§ **What the task requires**: Find every line in the records below that holds the word "Needs" and copy it.

[Extracted data entries]
---+---

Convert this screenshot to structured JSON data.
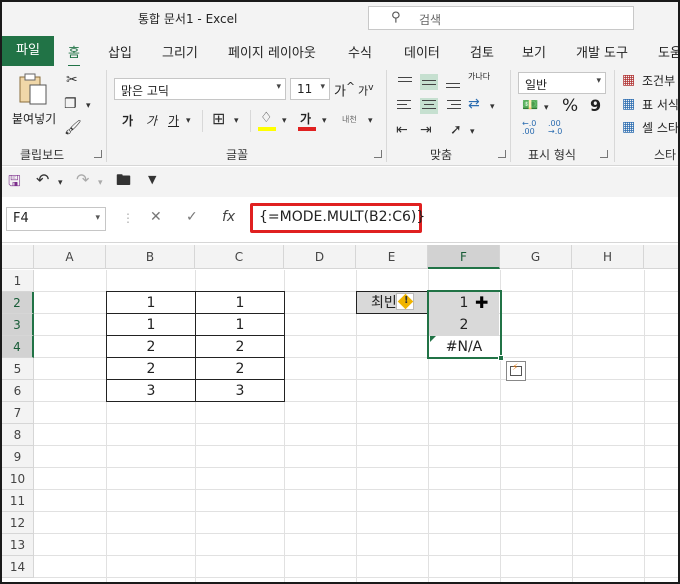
{
  "titlebar": {
    "title": "통합 문서1  -  Excel",
    "search_placeholder": "검색"
  },
  "tabs": [
    "파일",
    "홈",
    "삽입",
    "그리기",
    "페이지 레이아웃",
    "수식",
    "데이터",
    "검토",
    "보기",
    "개발 도구",
    "도움"
  ],
  "ribbon": {
    "clipboard": {
      "paste": "붙여넣기",
      "group": "클립보드"
    },
    "font": {
      "name": "맑은 고딕",
      "size": "11",
      "bold": "가",
      "italic": "가",
      "underline": "가",
      "group": "글꼴",
      "grow": "가",
      "shrink": "가",
      "phonetic": "내천"
    },
    "alignment": {
      "wrap": "가나다",
      "group": "맞춤"
    },
    "number": {
      "format": "일반",
      "percent": "%",
      "comma": "9",
      "dec_inc": "←.0 .00",
      "dec_dec": ".00 →.0",
      "group": "표시 형식"
    },
    "styles": {
      "cond": "조건부",
      "table": "표 서식",
      "cell": "셀 스타",
      "group": "스타"
    }
  },
  "formula_bar": {
    "name_box": "F4",
    "cancel": "✕",
    "enter": "✓",
    "fx": "fx",
    "formula": "{=MODE.MULT(B2:C6)}"
  },
  "columns": [
    "A",
    "B",
    "C",
    "D",
    "E",
    "F",
    "G",
    "H"
  ],
  "rows": [
    "1",
    "2",
    "3",
    "4",
    "5",
    "6",
    "7",
    "8",
    "9",
    "10",
    "11",
    "12",
    "13",
    "14"
  ],
  "cells": {
    "B": [
      "1",
      "1",
      "2",
      "2",
      "3"
    ],
    "C": [
      "1",
      "1",
      "2",
      "2",
      "3"
    ],
    "E2": "최빈",
    "F": [
      "1",
      "2",
      "#N/A"
    ]
  },
  "colors": {
    "accent": "#217346",
    "highlight": "#e02020",
    "selection": "#d9d9d9"
  }
}
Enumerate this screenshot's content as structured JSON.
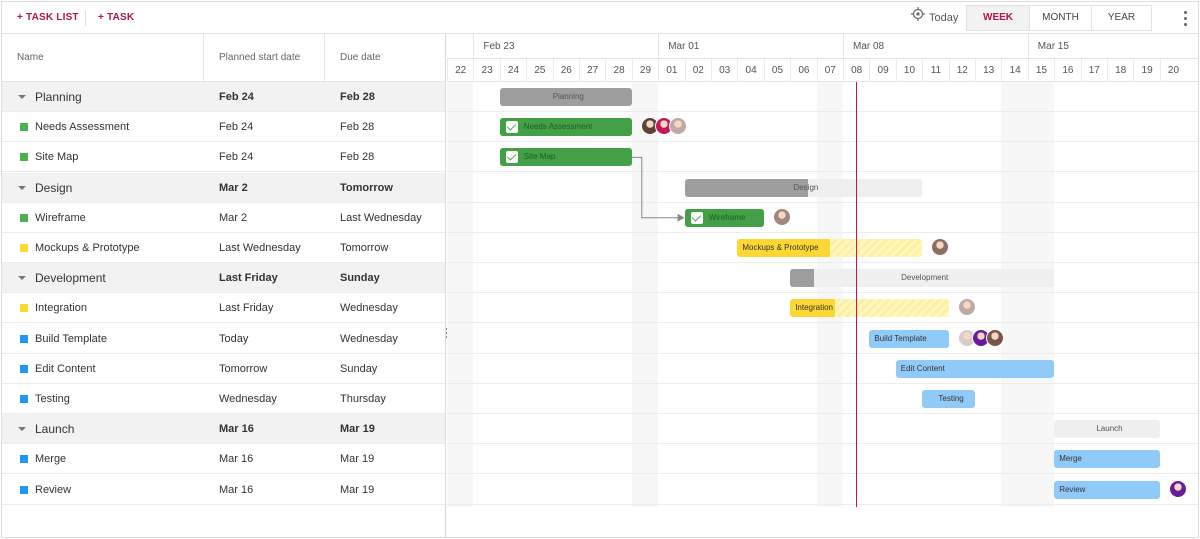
{
  "toolbar": {
    "task_list_label": "+ TASK LIST",
    "task_label": "+ TASK",
    "today_label": "Today",
    "scales": [
      {
        "label": "WEEK",
        "active": true
      },
      {
        "label": "MONTH",
        "active": false
      },
      {
        "label": "YEAR",
        "active": false
      }
    ],
    "accent_color": "#b0154b"
  },
  "grid": {
    "columns": [
      "Name",
      "Planned start date",
      "Due date"
    ],
    "rows": [
      {
        "type": "group",
        "name": "Planning",
        "start": "Feb 24",
        "due": "Feb 28"
      },
      {
        "type": "task",
        "name": "Needs Assessment",
        "start": "Feb 24",
        "due": "Feb 28",
        "color": "#4caf50"
      },
      {
        "type": "task",
        "name": "Site Map",
        "start": "Feb 24",
        "due": "Feb 28",
        "color": "#4caf50"
      },
      {
        "type": "group",
        "name": "Design",
        "start": "Mar 2",
        "due": "Tomorrow"
      },
      {
        "type": "task",
        "name": "Wireframe",
        "start": "Mar 2",
        "due": "Last Wednesday",
        "color": "#4caf50"
      },
      {
        "type": "task",
        "name": "Mockups & Prototype",
        "start": "Last Wednesday",
        "due": "Tomorrow",
        "color": "#fdd835"
      },
      {
        "type": "group",
        "name": "Development",
        "start": "Last Friday",
        "due": "Sunday"
      },
      {
        "type": "task",
        "name": "Integration",
        "start": "Last Friday",
        "due": "Wednesday",
        "color": "#fdd835"
      },
      {
        "type": "task",
        "name": "Build Template",
        "start": "Today",
        "due": "Wednesday",
        "color": "#2196f3"
      },
      {
        "type": "task",
        "name": "Edit Content",
        "start": "Tomorrow",
        "due": "Sunday",
        "color": "#2196f3"
      },
      {
        "type": "task",
        "name": "Testing",
        "start": "Wednesday",
        "due": "Thursday",
        "color": "#2196f3"
      },
      {
        "type": "group",
        "name": "Launch",
        "start": "Mar 16",
        "due": "Mar 19"
      },
      {
        "type": "task",
        "name": "Merge",
        "start": "Mar 16",
        "due": "Mar 19",
        "color": "#2196f3"
      },
      {
        "type": "task",
        "name": "Review",
        "start": "Mar 16",
        "due": "Mar 19",
        "color": "#2196f3"
      }
    ]
  },
  "timeline": {
    "first_day": 22,
    "months": [
      {
        "label": "Feb 23",
        "start_index": 1
      },
      {
        "label": "Mar 01",
        "start_index": 8
      },
      {
        "label": "Mar 08",
        "start_index": 15
      },
      {
        "label": "Mar 15",
        "start_index": 22
      }
    ],
    "days": [
      "22",
      "23",
      "24",
      "25",
      "26",
      "27",
      "28",
      "29",
      "01",
      "02",
      "03",
      "04",
      "05",
      "06",
      "07",
      "08",
      "09",
      "10",
      "11",
      "12",
      "13",
      "14",
      "15",
      "16",
      "17",
      "18",
      "19",
      "20"
    ],
    "weekend_indices": [
      0,
      7,
      14,
      21,
      22
    ],
    "today_index": 15.5,
    "bars": [
      {
        "row": 0,
        "label": "Planning",
        "start": 2,
        "end": 7,
        "kind": "group",
        "progress": 1,
        "color": "#9e9e9e",
        "label_pos": "center"
      },
      {
        "row": 1,
        "label": "Needs Assessment",
        "start": 2,
        "end": 7,
        "kind": "done",
        "progress": 1,
        "color": "#4caf50",
        "avatars": [
          "#5d4037",
          "#c2185b",
          "#bcaaa4"
        ]
      },
      {
        "row": 2,
        "label": "Site Map",
        "start": 2,
        "end": 7,
        "kind": "done",
        "progress": 1,
        "color": "#4caf50"
      },
      {
        "row": 3,
        "label": "Design",
        "start": 9,
        "end": 18,
        "kind": "group",
        "progress": 0.52,
        "color": "#9e9e9e",
        "label_pos": "center"
      },
      {
        "row": 4,
        "label": "Wireframe",
        "start": 9,
        "end": 12,
        "kind": "done",
        "progress": 1,
        "color": "#4caf50",
        "avatars": [
          "#a1887f"
        ]
      },
      {
        "row": 5,
        "label": "Mockups & Prototype",
        "start": 11,
        "end": 18,
        "kind": "task",
        "progress": 0.5,
        "color": "#fdd835",
        "avatars": [
          "#8d6e63"
        ]
      },
      {
        "row": 6,
        "label": "Development",
        "start": 13,
        "end": 23,
        "kind": "group",
        "progress": 0.09,
        "color": "#9e9e9e",
        "label_pos": "center"
      },
      {
        "row": 7,
        "label": "Integration",
        "start": 13,
        "end": 19,
        "kind": "task",
        "progress": 0.28,
        "color": "#fdd835",
        "avatars": [
          "#bcaaa4"
        ]
      },
      {
        "row": 8,
        "label": "Build Template",
        "start": 16,
        "end": 19,
        "kind": "task",
        "progress": 0,
        "color": "#90caf9",
        "avatars": [
          "#d7ccc8",
          "#6a1b9a",
          "#795548"
        ]
      },
      {
        "row": 9,
        "label": "Edit Content",
        "start": 17,
        "end": 23,
        "kind": "task",
        "progress": 0,
        "color": "#90caf9"
      },
      {
        "row": 10,
        "label": "Testing",
        "start": 18,
        "end": 20,
        "kind": "task",
        "progress": 0,
        "color": "#90caf9",
        "label_pos": "center"
      },
      {
        "row": 11,
        "label": "Launch",
        "start": 23,
        "end": 27,
        "kind": "group",
        "progress": 0,
        "color": "#9e9e9e",
        "label_pos": "center"
      },
      {
        "row": 12,
        "label": "Merge",
        "start": 23,
        "end": 27,
        "kind": "task",
        "progress": 0,
        "color": "#90caf9"
      },
      {
        "row": 13,
        "label": "Review",
        "start": 23,
        "end": 27,
        "kind": "task",
        "progress": 0,
        "color": "#90caf9",
        "avatars": [
          "#6a1b9a"
        ]
      }
    ],
    "dependencies": [
      {
        "from_row": 2,
        "to_row": 4
      }
    ]
  }
}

---+---

§ **Output for this task**:
        "name": "Needs Assessment",
        "label": "Needs Assessment",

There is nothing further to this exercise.